Problem details. Write out the rows exactly as they appear, starting with the line containing "staticText: P [298, 365, 311, 394]" and continuing through the line containing "staticText: D [88, 420, 102, 448]", both of those lines included.

[Labeled region entries]
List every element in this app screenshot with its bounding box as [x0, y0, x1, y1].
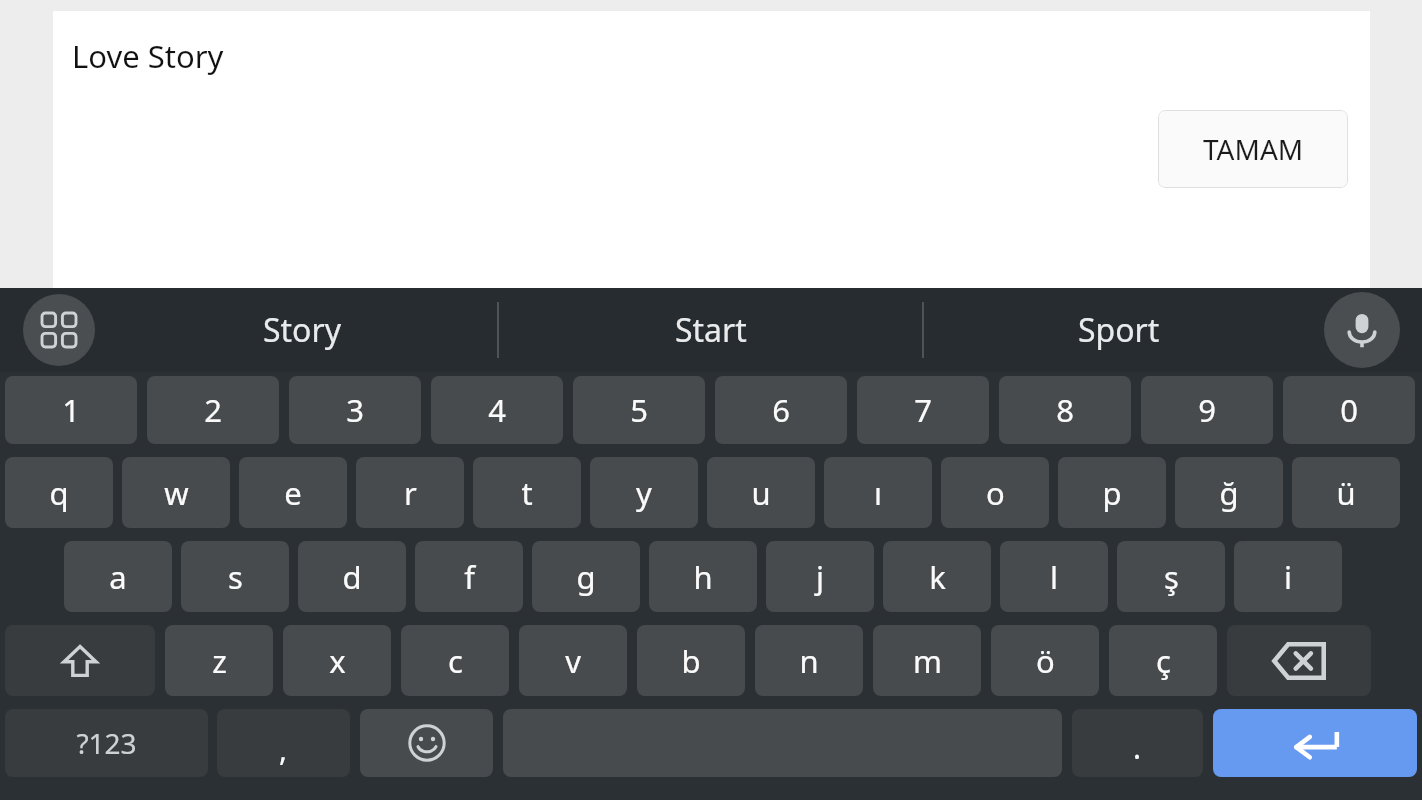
- staticText: ğ: [1219, 472, 1239, 514]
- button[interactable]: h: [649, 541, 757, 612]
- staticText: u: [751, 472, 771, 514]
- staticText: ı: [874, 472, 882, 514]
- staticText: Sport: [1078, 308, 1160, 352]
- staticText: c: [448, 640, 463, 682]
- button[interactable]: n: [755, 625, 863, 696]
- button[interactable]: i: [1234, 541, 1342, 612]
- button[interactable]: ,: [217, 709, 350, 777]
- staticText: n: [799, 640, 819, 682]
- button[interactable]: o: [941, 457, 1049, 528]
- staticText: m: [913, 640, 942, 682]
- staticText: 3: [346, 389, 364, 431]
- staticText: 7: [914, 389, 932, 431]
- staticText: 4: [488, 389, 506, 431]
- button[interactable]: d: [298, 541, 406, 612]
- button[interactable]: Story: [108, 288, 497, 372]
- button[interactable]: 2: [147, 376, 279, 444]
- staticText: z: [212, 640, 227, 682]
- staticText: 9: [1198, 389, 1216, 431]
- button[interactable]: 6: [715, 376, 847, 444]
- staticText: Story: [263, 308, 342, 352]
- button[interactable]: ç: [1109, 625, 1217, 696]
- button[interactable]: z: [165, 625, 273, 696]
- button[interactable]: e: [239, 457, 347, 528]
- button[interactable]: ş: [1117, 541, 1225, 612]
- staticText: g: [576, 556, 596, 598]
- button[interactable]: 4: [431, 376, 563, 444]
- button[interactable]: Sport: [924, 288, 1313, 372]
- staticText: h: [693, 556, 713, 598]
- button[interactable]: Enter: [1213, 709, 1417, 777]
- staticText: ,: [279, 729, 288, 770]
- staticText: 8: [1056, 389, 1074, 431]
- button[interactable]: k: [883, 541, 991, 612]
- button[interactable]: 8: [999, 376, 1131, 444]
- button[interactable]: Start: [499, 288, 922, 372]
- button[interactable]: a: [64, 541, 172, 612]
- button[interactable]: ?123: [5, 709, 208, 777]
- button[interactable]: b: [637, 625, 745, 696]
- staticText: v: [565, 640, 581, 682]
- button[interactable]: ü: [1292, 457, 1400, 528]
- button[interactable]: y: [590, 457, 698, 528]
- staticText: o: [986, 472, 1005, 514]
- staticText: a: [109, 556, 127, 598]
- button[interactable]: ö: [991, 625, 1099, 696]
- button[interactable]: p: [1058, 457, 1166, 528]
- staticText: t: [521, 472, 533, 514]
- button[interactable]: v: [519, 625, 627, 696]
- button[interactable]: 7: [857, 376, 989, 444]
- staticText: j: [816, 556, 824, 598]
- button[interactable]: .: [1072, 709, 1203, 777]
- button[interactable]: m: [873, 625, 981, 696]
- button[interactable]: Shift: [5, 625, 155, 696]
- button[interactable]: 9: [1141, 376, 1273, 444]
- button[interactable]: t: [473, 457, 581, 528]
- staticText: 6: [772, 389, 790, 431]
- button[interactable]: f: [415, 541, 523, 612]
- staticText: b: [681, 640, 701, 682]
- button[interactable]: 0: [1283, 376, 1415, 444]
- button[interactable]: 3: [289, 376, 421, 444]
- staticText: y: [636, 472, 652, 514]
- button[interactable]: w: [122, 457, 230, 528]
- staticText: e: [284, 472, 302, 514]
- staticText: ş: [1164, 556, 1179, 598]
- staticText: w: [164, 472, 189, 514]
- button[interactable]: x: [283, 625, 391, 696]
- button[interactable]: TAMAM: [1158, 110, 1348, 188]
- staticText: 5: [630, 389, 648, 431]
- button[interactable]: Emoji: [360, 709, 493, 777]
- button[interactable]: Backspace: [1227, 625, 1371, 696]
- staticText: p: [1102, 472, 1122, 514]
- button[interactable]: ğ: [1175, 457, 1283, 528]
- button[interactable]: c: [401, 625, 509, 696]
- staticText: ü: [1336, 472, 1356, 514]
- staticText: i: [1284, 556, 1292, 598]
- staticText: r: [404, 472, 417, 514]
- button[interactable]: g: [532, 541, 640, 612]
- staticText: Start: [675, 308, 747, 352]
- button[interactable]: j: [766, 541, 874, 612]
- staticText: 2: [204, 389, 222, 431]
- button[interactable]: l: [1000, 541, 1108, 612]
- button[interactable]: s: [181, 541, 289, 612]
- staticText: f: [464, 556, 475, 598]
- staticText: Love Story: [72, 35, 224, 77]
- button[interactable]: u: [707, 457, 815, 528]
- staticText: 0: [1340, 389, 1358, 431]
- staticText: .: [1133, 727, 1142, 768]
- button[interactable]: Voice input: [1324, 292, 1400, 368]
- staticText: x: [329, 640, 346, 682]
- staticText: l: [1050, 556, 1058, 598]
- button[interactable]: Keyboard modes: [23, 294, 95, 366]
- button[interactable]: 1: [5, 376, 137, 444]
- staticText: d: [342, 556, 362, 598]
- button[interactable]: 5: [573, 376, 705, 444]
- button[interactable]: q: [5, 457, 113, 528]
- staticText: ?123: [76, 724, 137, 762]
- button[interactable]: ı: [824, 457, 932, 528]
- staticText: s: [228, 556, 243, 598]
- button[interactable]: r: [356, 457, 464, 528]
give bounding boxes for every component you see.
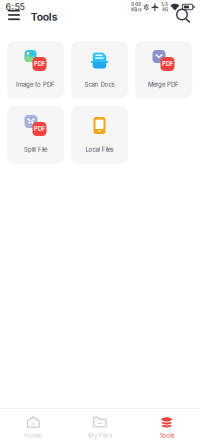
- staticText: Image to PDF: [16, 81, 55, 88]
- staticText: 0.00: [131, 2, 141, 7]
- staticText: 6:55: [6, 2, 24, 12]
- staticText: Tools: [31, 11, 58, 23]
- staticText: Scan Docs: [84, 81, 114, 88]
- staticText: Tools: [159, 432, 174, 439]
- button[interactable]: Home: [0, 409, 67, 446]
- staticText: PDF: [34, 126, 45, 132]
- staticText: Split File: [24, 146, 47, 153]
- button[interactable]: Menu: [4, 6, 24, 26]
- staticText: Home: [24, 432, 42, 439]
- button[interactable]: Local Files: [71, 106, 128, 164]
- button[interactable]: PDF: [135, 41, 192, 99]
- staticText: PDF: [162, 60, 173, 67]
- staticText: Local Files: [86, 146, 114, 153]
- button[interactable]: PDF: [7, 41, 64, 99]
- button[interactable]: Tools: [133, 409, 200, 446]
- staticText: 1/3: [161, 2, 168, 7]
- button[interactable]: Search: [176, 8, 192, 24]
- button[interactable]: Scan Docs: [71, 41, 128, 99]
- staticText: Merge PDF: [148, 81, 179, 88]
- staticText: KB/s: [131, 7, 141, 12]
- staticText: PDF: [34, 60, 45, 67]
- button[interactable]: PDF: [7, 106, 64, 164]
- staticText: My Files: [88, 432, 112, 439]
- button[interactable]: My Files: [67, 409, 133, 446]
- staticText: 4G: [162, 7, 168, 12]
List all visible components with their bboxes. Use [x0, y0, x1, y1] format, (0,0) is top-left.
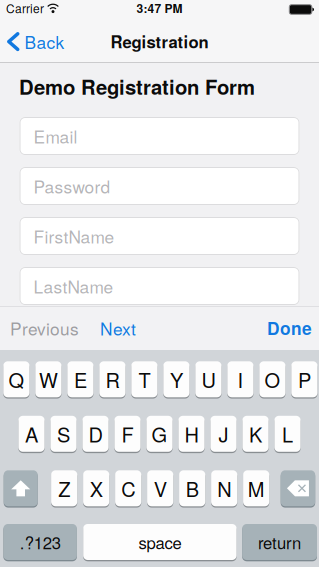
staticText: P [298, 365, 311, 394]
staticText: X [90, 474, 103, 503]
staticText: V [154, 474, 167, 503]
button[interactable]: C [115, 469, 141, 507]
button[interactable]: S [50, 415, 77, 453]
button[interactable]: return [242, 523, 317, 561]
staticText: W [39, 365, 58, 394]
button[interactable]: space [83, 523, 237, 561]
button[interactable]: O [259, 360, 286, 398]
button[interactable]: F [114, 415, 141, 453]
button[interactable]: Delete [281, 469, 315, 507]
button[interactable]: T [131, 360, 158, 398]
staticText: D [88, 420, 102, 448]
staticText: Z [58, 474, 70, 503]
staticText: R [105, 365, 119, 394]
staticText: N [217, 474, 231, 503]
button[interactable]: Back [0, 22, 74, 61]
button[interactable]: Shift [4, 469, 38, 507]
button[interactable]: W [35, 360, 62, 398]
button[interactable]: Y [163, 360, 190, 398]
button[interactable]: Z [51, 469, 77, 507]
button[interactable]: A [18, 415, 45, 453]
staticText: T [138, 365, 150, 394]
button[interactable]: U [195, 360, 222, 398]
button[interactable]: Previous [0, 304, 89, 352]
staticText: U [201, 365, 215, 394]
staticText: Registration [110, 30, 208, 54]
staticText: F [122, 420, 134, 448]
staticText: G [152, 420, 168, 448]
staticText: Previous [10, 316, 79, 340]
staticText: E [74, 365, 87, 394]
button[interactable]: B [179, 469, 205, 507]
staticText: return [258, 530, 301, 554]
button[interactable]: L [274, 415, 301, 453]
staticText: .?123 [20, 530, 61, 554]
button[interactable]: M [243, 469, 269, 507]
staticText: LastName [34, 274, 114, 298]
staticText: M [248, 474, 265, 503]
button[interactable]: Password [20, 167, 300, 205]
staticText: Password [34, 174, 110, 198]
staticText: FirstName [34, 224, 114, 248]
staticText: Email [34, 124, 78, 148]
staticText: L [282, 420, 293, 448]
staticText: J [218, 420, 228, 448]
staticText: K [249, 420, 262, 448]
button[interactable]: E [67, 360, 94, 398]
staticText: C [121, 474, 135, 503]
staticText: A [25, 420, 38, 448]
button[interactable]: FirstName [20, 217, 300, 255]
button[interactable]: J [210, 415, 237, 453]
button[interactable]: I [227, 360, 254, 398]
staticText: Next [100, 316, 136, 340]
button[interactable]: D [82, 415, 109, 453]
button[interactable]: Q [3, 360, 30, 398]
button[interactable]: K [242, 415, 269, 453]
button[interactable]: R [99, 360, 126, 398]
staticText: Back [24, 29, 64, 54]
button[interactable]: Numbers [3, 523, 77, 561]
staticText: H [184, 420, 198, 448]
staticText: Demo Registration Form [19, 72, 255, 101]
button[interactable]: X [83, 469, 109, 507]
staticText: 3:47 PM [136, 0, 182, 17]
button[interactable]: P [291, 360, 318, 398]
button[interactable]: H [178, 415, 205, 453]
staticText: Carrier [6, 0, 44, 17]
staticText: O [264, 365, 280, 394]
button[interactable]: N [211, 469, 237, 507]
button[interactable]: Done [255, 304, 319, 352]
button[interactable]: G [146, 415, 173, 453]
staticText: I [237, 365, 243, 394]
staticText: space [138, 530, 181, 554]
staticText: S [57, 420, 70, 448]
staticText: Done [267, 316, 312, 340]
staticText: Q [8, 365, 24, 394]
staticText: Y [170, 365, 183, 394]
button[interactable]: Email [20, 117, 300, 155]
staticText: B [186, 474, 199, 503]
button[interactable]: Next [89, 304, 142, 352]
button[interactable]: LastName [20, 267, 300, 305]
button[interactable]: V [147, 469, 173, 507]
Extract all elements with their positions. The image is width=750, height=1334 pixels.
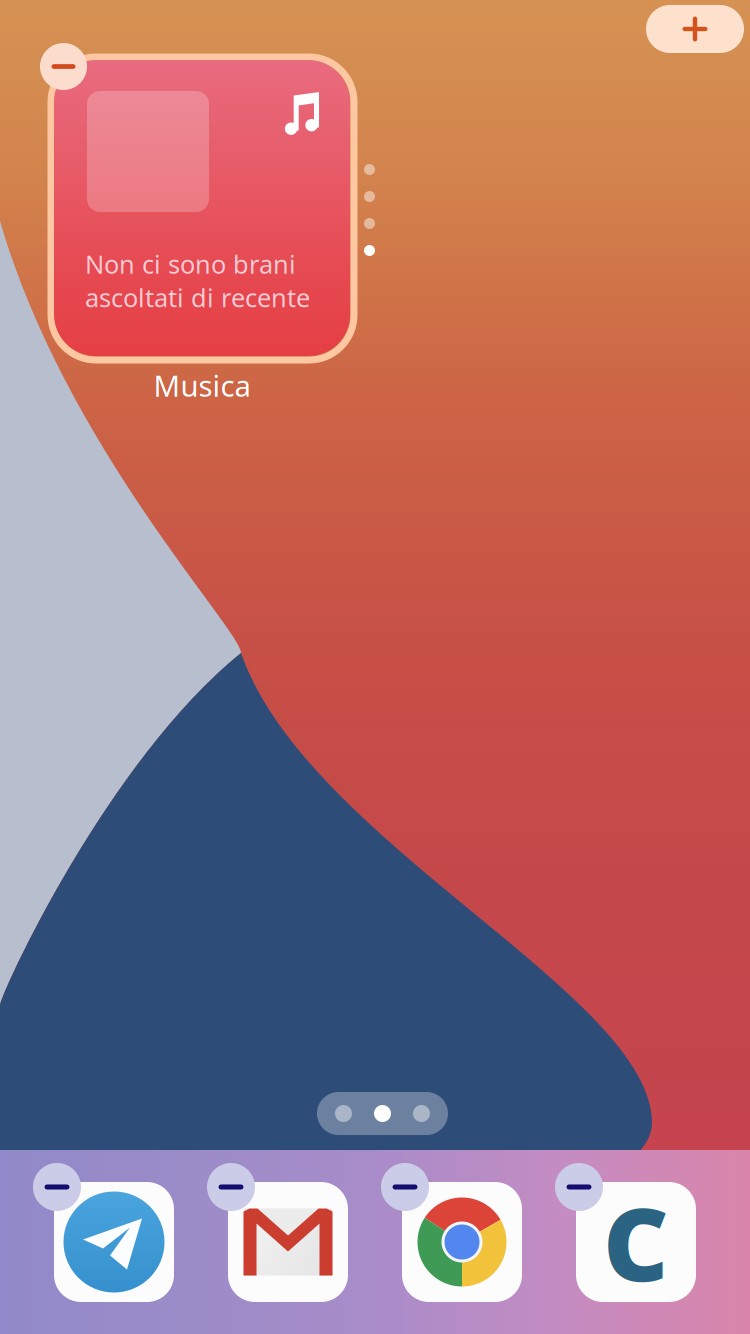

Output.
staticText: P [298, 365, 311, 394]
staticText: X [90, 474, 103, 503]
staticText: V [154, 474, 167, 503]
button[interactable]: C [115, 469, 141, 507]
button[interactable]: S [50, 415, 77, 453]
button[interactable]: return [242, 523, 317, 561]
staticText: W [39, 365, 58, 394]
button[interactable]: space [83, 523, 237, 561]
button[interactable]: O [259, 360, 286, 398]
button[interactable]: F [114, 415, 141, 453]
button[interactable]: Delete [281, 469, 315, 507]
button[interactable]: T [131, 360, 158, 398]
staticText: D [88, 420, 102, 448]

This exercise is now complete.